▶ [Exercise]: Look through the records below, count the lines with the word "Credit", and reply with only the number.

▶ [Entries supplied]:

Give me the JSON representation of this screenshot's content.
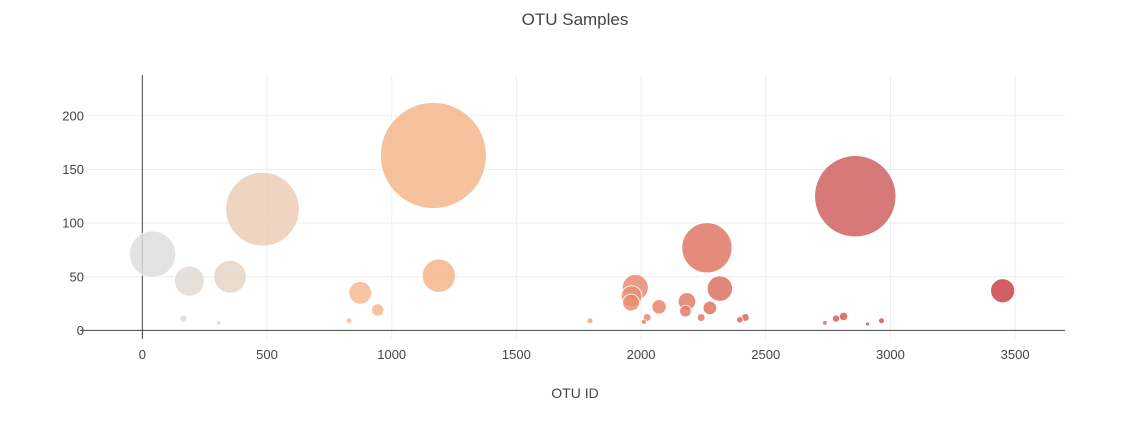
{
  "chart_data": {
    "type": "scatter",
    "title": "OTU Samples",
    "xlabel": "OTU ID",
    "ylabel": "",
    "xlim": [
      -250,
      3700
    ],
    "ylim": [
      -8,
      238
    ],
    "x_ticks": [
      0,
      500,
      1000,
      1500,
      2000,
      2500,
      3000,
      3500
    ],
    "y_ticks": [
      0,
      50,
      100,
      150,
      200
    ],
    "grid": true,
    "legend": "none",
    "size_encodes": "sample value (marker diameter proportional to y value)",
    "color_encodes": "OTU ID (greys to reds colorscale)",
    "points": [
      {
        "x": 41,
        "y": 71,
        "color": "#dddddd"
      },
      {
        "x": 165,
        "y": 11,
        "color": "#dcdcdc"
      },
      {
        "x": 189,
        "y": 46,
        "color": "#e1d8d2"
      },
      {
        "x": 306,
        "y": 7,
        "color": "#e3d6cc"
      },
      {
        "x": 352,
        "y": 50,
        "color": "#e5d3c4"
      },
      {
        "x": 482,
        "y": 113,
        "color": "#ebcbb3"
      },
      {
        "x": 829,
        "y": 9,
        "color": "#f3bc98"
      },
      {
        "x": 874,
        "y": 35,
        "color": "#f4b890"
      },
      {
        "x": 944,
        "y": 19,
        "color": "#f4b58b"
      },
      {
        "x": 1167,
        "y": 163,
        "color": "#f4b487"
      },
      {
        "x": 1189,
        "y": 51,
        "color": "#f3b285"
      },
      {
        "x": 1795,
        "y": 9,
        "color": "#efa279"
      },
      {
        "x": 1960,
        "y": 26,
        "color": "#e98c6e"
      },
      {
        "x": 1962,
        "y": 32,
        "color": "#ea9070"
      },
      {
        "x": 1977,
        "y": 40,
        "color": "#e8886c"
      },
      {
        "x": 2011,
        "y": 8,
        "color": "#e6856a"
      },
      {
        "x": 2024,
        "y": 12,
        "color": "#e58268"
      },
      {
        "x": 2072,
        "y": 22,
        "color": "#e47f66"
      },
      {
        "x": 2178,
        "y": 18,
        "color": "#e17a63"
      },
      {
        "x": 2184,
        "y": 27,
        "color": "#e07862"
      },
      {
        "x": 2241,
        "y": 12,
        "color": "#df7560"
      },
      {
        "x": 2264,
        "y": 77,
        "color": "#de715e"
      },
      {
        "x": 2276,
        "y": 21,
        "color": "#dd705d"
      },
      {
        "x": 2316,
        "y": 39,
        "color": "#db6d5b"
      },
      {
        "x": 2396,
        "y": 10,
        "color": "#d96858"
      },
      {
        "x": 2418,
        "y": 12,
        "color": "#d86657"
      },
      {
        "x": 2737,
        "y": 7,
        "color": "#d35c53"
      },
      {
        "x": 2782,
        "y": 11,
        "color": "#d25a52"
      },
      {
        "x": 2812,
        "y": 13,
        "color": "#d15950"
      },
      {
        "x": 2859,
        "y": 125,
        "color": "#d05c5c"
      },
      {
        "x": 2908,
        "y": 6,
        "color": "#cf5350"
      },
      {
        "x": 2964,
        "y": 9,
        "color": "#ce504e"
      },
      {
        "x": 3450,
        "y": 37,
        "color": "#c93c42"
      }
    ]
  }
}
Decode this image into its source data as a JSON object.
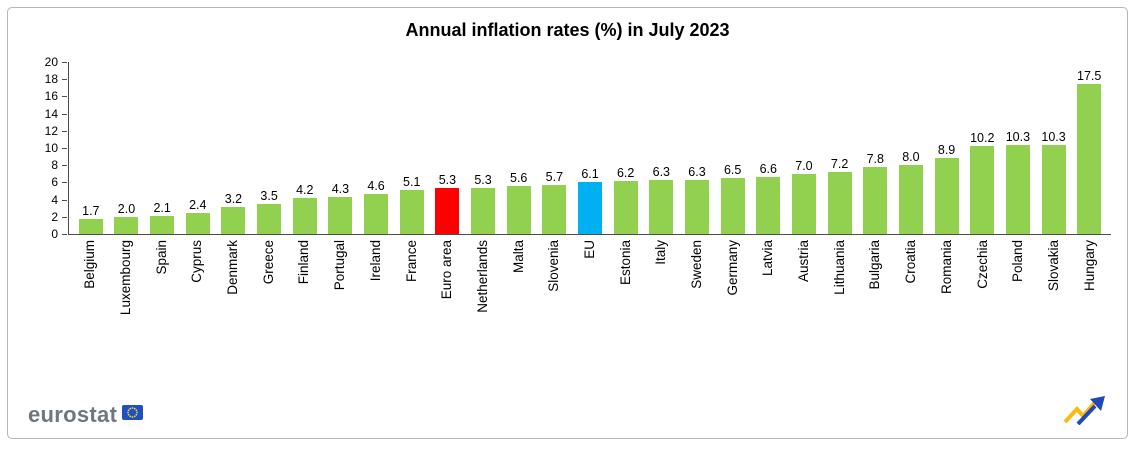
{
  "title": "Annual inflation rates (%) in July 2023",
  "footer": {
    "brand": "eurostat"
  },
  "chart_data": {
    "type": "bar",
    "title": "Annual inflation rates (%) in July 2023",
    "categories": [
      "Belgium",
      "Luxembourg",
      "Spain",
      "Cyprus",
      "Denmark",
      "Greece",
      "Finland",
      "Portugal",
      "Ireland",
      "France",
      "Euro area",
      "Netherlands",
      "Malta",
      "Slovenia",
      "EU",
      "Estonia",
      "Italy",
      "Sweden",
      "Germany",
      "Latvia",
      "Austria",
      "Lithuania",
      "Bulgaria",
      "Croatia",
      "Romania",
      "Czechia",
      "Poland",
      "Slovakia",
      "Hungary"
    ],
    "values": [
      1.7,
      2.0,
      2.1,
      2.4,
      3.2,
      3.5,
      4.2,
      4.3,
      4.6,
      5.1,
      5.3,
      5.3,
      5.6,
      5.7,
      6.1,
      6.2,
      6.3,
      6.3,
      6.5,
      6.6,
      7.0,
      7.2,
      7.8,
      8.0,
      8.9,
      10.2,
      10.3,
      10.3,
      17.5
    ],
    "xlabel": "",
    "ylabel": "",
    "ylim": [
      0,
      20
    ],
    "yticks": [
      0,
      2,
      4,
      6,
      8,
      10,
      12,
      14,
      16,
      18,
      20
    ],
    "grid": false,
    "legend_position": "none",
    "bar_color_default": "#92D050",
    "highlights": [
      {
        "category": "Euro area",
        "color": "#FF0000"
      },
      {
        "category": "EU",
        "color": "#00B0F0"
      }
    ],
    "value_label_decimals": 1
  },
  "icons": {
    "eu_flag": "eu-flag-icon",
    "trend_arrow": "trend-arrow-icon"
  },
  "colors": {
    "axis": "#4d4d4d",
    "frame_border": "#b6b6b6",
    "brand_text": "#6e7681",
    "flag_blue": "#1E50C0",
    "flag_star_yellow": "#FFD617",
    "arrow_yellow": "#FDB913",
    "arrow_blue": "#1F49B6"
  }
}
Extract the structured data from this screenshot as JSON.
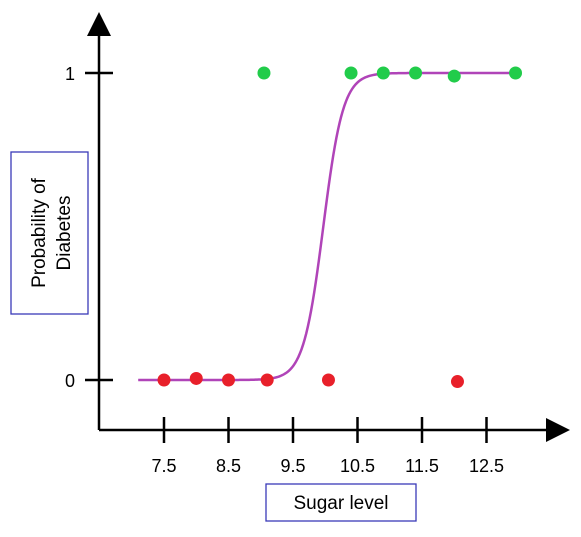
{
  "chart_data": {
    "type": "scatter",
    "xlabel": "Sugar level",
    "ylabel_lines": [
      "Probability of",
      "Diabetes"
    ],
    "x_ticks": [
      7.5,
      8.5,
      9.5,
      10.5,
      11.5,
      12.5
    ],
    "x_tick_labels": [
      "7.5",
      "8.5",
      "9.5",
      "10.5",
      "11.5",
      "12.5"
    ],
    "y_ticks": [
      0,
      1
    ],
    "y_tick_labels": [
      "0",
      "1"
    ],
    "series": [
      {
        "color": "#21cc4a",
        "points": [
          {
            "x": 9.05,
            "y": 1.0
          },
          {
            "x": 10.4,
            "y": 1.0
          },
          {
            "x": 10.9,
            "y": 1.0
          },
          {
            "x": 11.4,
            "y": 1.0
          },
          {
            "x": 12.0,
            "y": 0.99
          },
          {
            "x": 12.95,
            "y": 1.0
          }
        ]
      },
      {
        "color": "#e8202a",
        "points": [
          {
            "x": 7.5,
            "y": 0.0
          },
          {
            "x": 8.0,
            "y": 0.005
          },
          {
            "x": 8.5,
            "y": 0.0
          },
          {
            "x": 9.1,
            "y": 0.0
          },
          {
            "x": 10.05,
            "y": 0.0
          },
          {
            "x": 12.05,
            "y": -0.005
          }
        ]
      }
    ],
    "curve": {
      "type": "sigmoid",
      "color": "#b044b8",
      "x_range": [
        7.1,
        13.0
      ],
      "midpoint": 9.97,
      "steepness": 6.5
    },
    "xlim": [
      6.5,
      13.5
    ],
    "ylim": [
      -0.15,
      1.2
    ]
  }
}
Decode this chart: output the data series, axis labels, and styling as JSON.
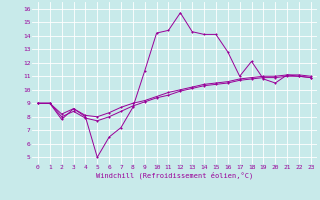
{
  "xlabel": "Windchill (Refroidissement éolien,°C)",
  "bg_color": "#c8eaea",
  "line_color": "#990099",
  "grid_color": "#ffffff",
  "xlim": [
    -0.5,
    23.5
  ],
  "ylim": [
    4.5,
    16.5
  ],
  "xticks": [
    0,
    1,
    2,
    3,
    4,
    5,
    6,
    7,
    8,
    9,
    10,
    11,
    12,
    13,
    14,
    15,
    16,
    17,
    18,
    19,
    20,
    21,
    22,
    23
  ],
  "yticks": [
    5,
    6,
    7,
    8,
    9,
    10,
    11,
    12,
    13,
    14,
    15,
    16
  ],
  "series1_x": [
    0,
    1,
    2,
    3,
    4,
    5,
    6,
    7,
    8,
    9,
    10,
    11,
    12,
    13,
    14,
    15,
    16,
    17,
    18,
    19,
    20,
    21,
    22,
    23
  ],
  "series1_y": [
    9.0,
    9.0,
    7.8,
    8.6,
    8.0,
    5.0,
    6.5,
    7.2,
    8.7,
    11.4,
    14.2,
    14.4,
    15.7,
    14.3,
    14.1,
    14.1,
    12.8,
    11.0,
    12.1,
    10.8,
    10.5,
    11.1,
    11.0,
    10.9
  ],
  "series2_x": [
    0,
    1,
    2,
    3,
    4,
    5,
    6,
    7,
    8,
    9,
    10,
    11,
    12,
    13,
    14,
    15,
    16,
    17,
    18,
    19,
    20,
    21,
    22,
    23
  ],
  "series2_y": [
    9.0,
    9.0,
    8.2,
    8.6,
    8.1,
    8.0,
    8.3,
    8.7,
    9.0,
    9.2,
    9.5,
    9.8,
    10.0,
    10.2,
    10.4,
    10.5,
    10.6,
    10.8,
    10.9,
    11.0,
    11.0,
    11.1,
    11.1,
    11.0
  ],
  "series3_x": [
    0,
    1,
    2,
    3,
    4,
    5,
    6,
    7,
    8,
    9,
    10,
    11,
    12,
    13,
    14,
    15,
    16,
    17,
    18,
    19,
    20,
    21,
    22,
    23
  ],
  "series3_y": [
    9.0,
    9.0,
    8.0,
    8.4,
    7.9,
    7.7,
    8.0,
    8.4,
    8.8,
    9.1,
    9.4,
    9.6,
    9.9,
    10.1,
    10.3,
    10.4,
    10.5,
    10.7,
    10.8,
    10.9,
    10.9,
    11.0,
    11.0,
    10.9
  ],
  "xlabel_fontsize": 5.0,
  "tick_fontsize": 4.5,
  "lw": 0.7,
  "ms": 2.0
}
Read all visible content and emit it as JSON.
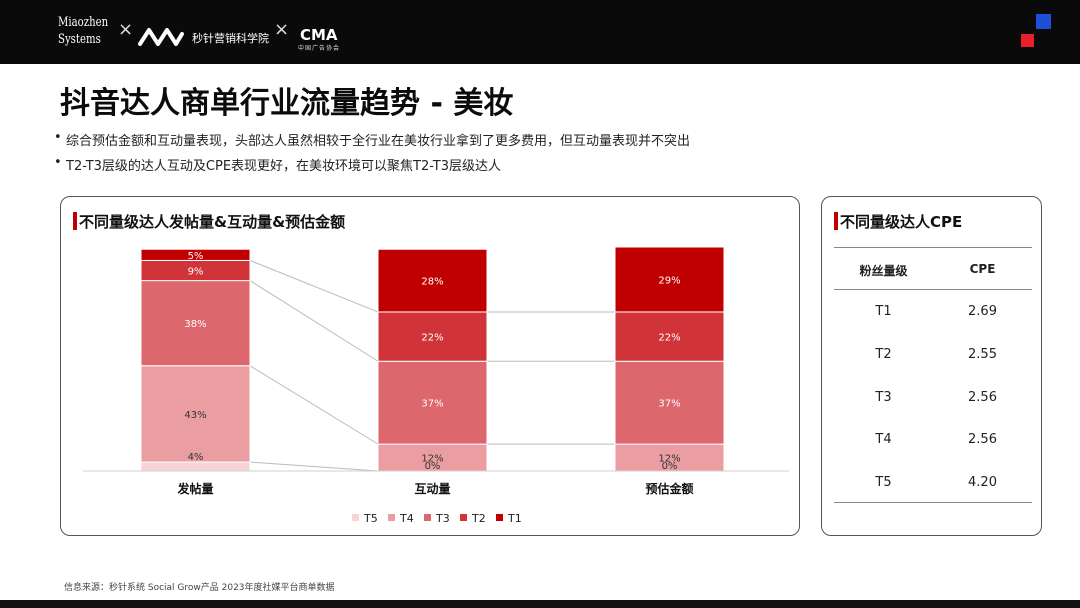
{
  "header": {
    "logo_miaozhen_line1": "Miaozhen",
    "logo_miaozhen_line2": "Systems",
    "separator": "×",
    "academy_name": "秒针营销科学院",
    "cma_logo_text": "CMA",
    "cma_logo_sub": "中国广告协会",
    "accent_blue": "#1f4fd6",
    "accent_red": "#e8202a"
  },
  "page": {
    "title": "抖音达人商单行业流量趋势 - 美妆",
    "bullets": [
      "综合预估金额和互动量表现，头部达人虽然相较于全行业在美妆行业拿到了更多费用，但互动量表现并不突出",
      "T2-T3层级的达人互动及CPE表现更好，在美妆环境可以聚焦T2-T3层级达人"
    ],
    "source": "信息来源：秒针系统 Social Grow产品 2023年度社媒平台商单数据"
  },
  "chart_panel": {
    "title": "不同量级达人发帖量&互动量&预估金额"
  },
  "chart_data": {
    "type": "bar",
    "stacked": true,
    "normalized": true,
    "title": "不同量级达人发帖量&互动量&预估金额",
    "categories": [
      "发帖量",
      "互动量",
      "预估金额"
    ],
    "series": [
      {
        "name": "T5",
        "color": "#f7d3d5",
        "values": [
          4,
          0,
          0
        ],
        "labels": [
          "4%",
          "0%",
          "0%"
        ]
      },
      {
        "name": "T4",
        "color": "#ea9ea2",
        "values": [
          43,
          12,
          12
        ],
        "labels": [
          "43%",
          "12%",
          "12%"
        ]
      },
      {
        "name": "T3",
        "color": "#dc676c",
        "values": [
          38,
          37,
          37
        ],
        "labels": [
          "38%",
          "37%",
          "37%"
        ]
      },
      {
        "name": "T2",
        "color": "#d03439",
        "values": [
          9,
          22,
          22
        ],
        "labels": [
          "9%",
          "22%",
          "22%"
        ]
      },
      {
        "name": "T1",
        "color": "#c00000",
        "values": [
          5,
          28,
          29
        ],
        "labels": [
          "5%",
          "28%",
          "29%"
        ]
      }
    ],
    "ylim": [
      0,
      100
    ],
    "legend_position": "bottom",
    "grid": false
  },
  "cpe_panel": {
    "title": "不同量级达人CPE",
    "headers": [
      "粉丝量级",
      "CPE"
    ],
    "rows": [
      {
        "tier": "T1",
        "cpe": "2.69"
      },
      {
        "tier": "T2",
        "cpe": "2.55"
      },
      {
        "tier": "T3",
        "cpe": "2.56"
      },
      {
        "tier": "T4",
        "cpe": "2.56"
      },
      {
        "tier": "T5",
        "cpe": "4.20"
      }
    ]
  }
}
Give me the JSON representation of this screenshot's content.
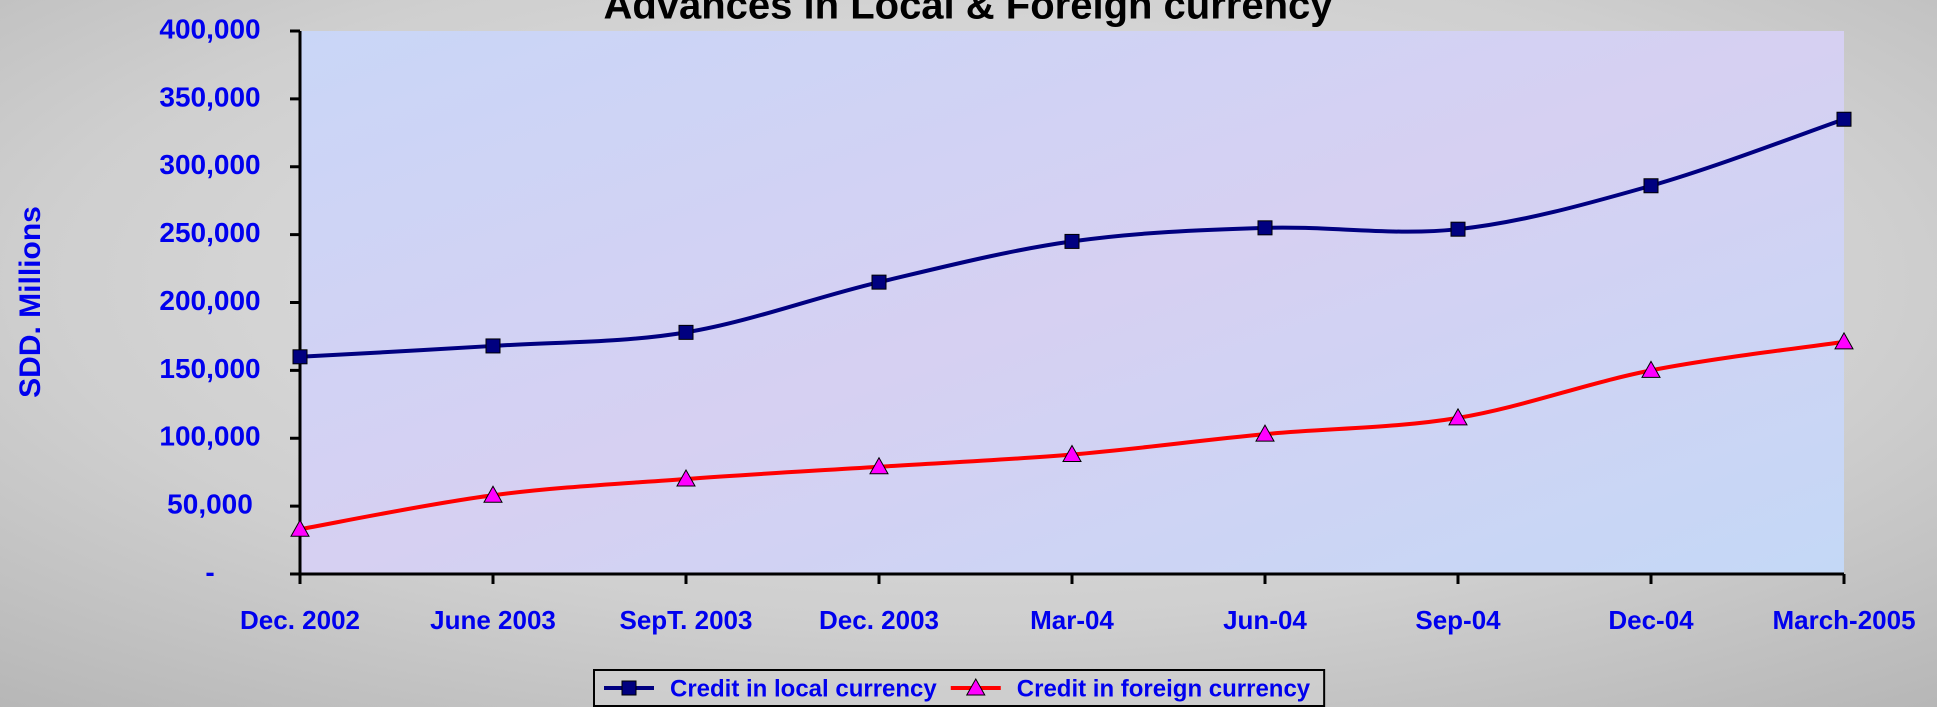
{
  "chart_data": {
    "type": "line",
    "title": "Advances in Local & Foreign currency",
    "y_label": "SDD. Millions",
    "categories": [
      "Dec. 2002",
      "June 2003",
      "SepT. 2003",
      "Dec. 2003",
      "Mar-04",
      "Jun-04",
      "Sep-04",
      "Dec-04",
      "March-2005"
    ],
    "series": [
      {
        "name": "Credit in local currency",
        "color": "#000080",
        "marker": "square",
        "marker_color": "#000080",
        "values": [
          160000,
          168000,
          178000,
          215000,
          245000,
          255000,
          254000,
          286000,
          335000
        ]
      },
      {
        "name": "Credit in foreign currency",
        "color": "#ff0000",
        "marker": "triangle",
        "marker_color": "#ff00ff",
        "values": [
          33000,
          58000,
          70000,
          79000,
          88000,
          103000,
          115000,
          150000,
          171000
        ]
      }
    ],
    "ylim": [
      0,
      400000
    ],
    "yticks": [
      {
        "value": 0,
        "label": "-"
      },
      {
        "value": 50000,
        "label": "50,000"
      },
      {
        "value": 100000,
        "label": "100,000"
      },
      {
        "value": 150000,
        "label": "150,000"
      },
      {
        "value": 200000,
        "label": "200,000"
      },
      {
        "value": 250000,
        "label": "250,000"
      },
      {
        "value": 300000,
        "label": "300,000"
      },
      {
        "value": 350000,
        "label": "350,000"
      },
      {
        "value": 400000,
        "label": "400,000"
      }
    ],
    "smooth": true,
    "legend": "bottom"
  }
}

▶ [Task output]: 2